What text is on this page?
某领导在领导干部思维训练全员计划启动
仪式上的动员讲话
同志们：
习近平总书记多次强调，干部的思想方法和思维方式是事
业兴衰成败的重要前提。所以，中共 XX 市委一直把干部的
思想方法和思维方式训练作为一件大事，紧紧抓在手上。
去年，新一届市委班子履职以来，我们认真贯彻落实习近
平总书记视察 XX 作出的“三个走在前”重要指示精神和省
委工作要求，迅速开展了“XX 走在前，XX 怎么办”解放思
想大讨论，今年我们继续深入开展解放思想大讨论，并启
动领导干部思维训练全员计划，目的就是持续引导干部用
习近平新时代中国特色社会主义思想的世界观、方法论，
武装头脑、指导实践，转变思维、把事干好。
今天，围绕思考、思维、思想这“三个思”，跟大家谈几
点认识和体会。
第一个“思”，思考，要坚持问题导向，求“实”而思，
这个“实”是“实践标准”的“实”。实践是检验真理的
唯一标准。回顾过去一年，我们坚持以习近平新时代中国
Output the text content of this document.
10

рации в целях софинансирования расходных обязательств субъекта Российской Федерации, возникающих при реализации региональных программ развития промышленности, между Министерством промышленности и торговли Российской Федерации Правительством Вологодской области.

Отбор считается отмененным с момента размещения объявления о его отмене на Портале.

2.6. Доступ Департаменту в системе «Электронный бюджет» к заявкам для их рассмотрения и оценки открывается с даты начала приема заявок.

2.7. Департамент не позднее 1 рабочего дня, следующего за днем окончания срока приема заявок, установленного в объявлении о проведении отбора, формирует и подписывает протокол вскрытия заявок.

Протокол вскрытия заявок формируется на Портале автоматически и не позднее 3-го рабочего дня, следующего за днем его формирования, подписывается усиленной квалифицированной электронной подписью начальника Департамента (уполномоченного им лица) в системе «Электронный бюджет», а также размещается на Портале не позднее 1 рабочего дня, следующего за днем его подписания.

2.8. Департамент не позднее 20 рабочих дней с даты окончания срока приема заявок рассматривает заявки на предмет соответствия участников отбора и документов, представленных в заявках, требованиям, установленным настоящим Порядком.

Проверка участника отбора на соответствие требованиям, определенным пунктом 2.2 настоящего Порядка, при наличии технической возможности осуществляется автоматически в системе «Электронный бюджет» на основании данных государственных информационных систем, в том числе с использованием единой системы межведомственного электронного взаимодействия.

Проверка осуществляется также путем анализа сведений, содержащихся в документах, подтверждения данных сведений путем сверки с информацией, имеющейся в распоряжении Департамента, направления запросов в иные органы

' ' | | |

────────

◆ **WHAT THE TASK REQUIRES**: Print back all the lines verbatim.

◆ **THE REPLY**:
What text is on this page?
某领导在领导干部思维训练全员计划启动
仪式上的动员讲话
同志们：
习近平总书记多次强调，干部的思想方法和思维方式是事
业兴衰成败的重要前提。所以，中共 XX 市委一直把干部的
思想方法和思维方式训练作为一件大事，紧紧抓在手上。
去年，新一届市委班子履职以来，我们认真贯彻落实习近
平总书记视察 XX 作出的“三个走在前”重要指示精神和省
委工作要求，迅速开展了“XX 走在前，XX 怎么办”解放思
想大讨论，今年我们继续深入开展解放思想大讨论，并启
动领导干部思维训练全员计划，目的就是持续引导干部用
习近平新时代中国特色社会主义思想的世界观、方法论，
武装头脑、指导实践，转变思维、把事干好。
今天，围绕思考、思维、思想这“三个思”，跟大家谈几
点认识和体会。
第一个“思”，思考，要坚持问题导向，求“实”而思，
这个“实”是“实践标准”的“实”。实践是检验真理的
唯一标准。回顾过去一年，我们坚持以习近平新时代中国
Output the text content of this document.
10

рации в целях софинансирования расходных обязательств субъекта Российской Федерации, возникающих при реализации региональных программ развития промышленности, между Министерством промышленности и торговли Российской Федерации Правительством Вологодской области.

Отбор считается отмененным с момента размещения объявления о его отмене на Портале.

2.6. Доступ Департаменту в системе «Электронный бюджет» к заявкам для их рассмотрения и оценки открывается с даты начала приема заявок.

2.7. Департамент не позднее 1 рабочего дня, следующего за днем окончания срока приема заявок, установленного в объявлении о проведении отбора, формирует и подписывает протокол вскрытия заявок.

Протокол вскрытия заявок формируется на Портале автоматически и не позднее 3-го рабочего дня, следующего за днем его формирования, подписывается усиленной квалифицированной электронной подписью начальника Департамента (уполномоченного им лица) в системе «Электронный бюджет», а также размещается на Портале не позднее 1 рабочего дня, следующего за днем его подписания.

2.8. Департамент не позднее 20 рабочих дней с даты окончания срока приема заявок рассматривает заявки на предмет соответствия участников отбора и документов, представленных в заявках, требованиям, установленным настоящим Порядком.

Проверка участника отбора на соответствие требованиям, определенным пунктом 2.2 настоящего Порядка, при наличии технической возможности осуществляется автоматически в системе «Электронный бюджет» на основании данных государственных информационных систем, в том числе с использованием единой системы межведомственного электронного взаимодействия.

Проверка осуществляется также путем анализа сведений, содержащихся в документах, подтверждения данных сведений путем сверки с информацией, имеющейся в распоряжении Департамента, направления запросов в иные органы

' ' | | |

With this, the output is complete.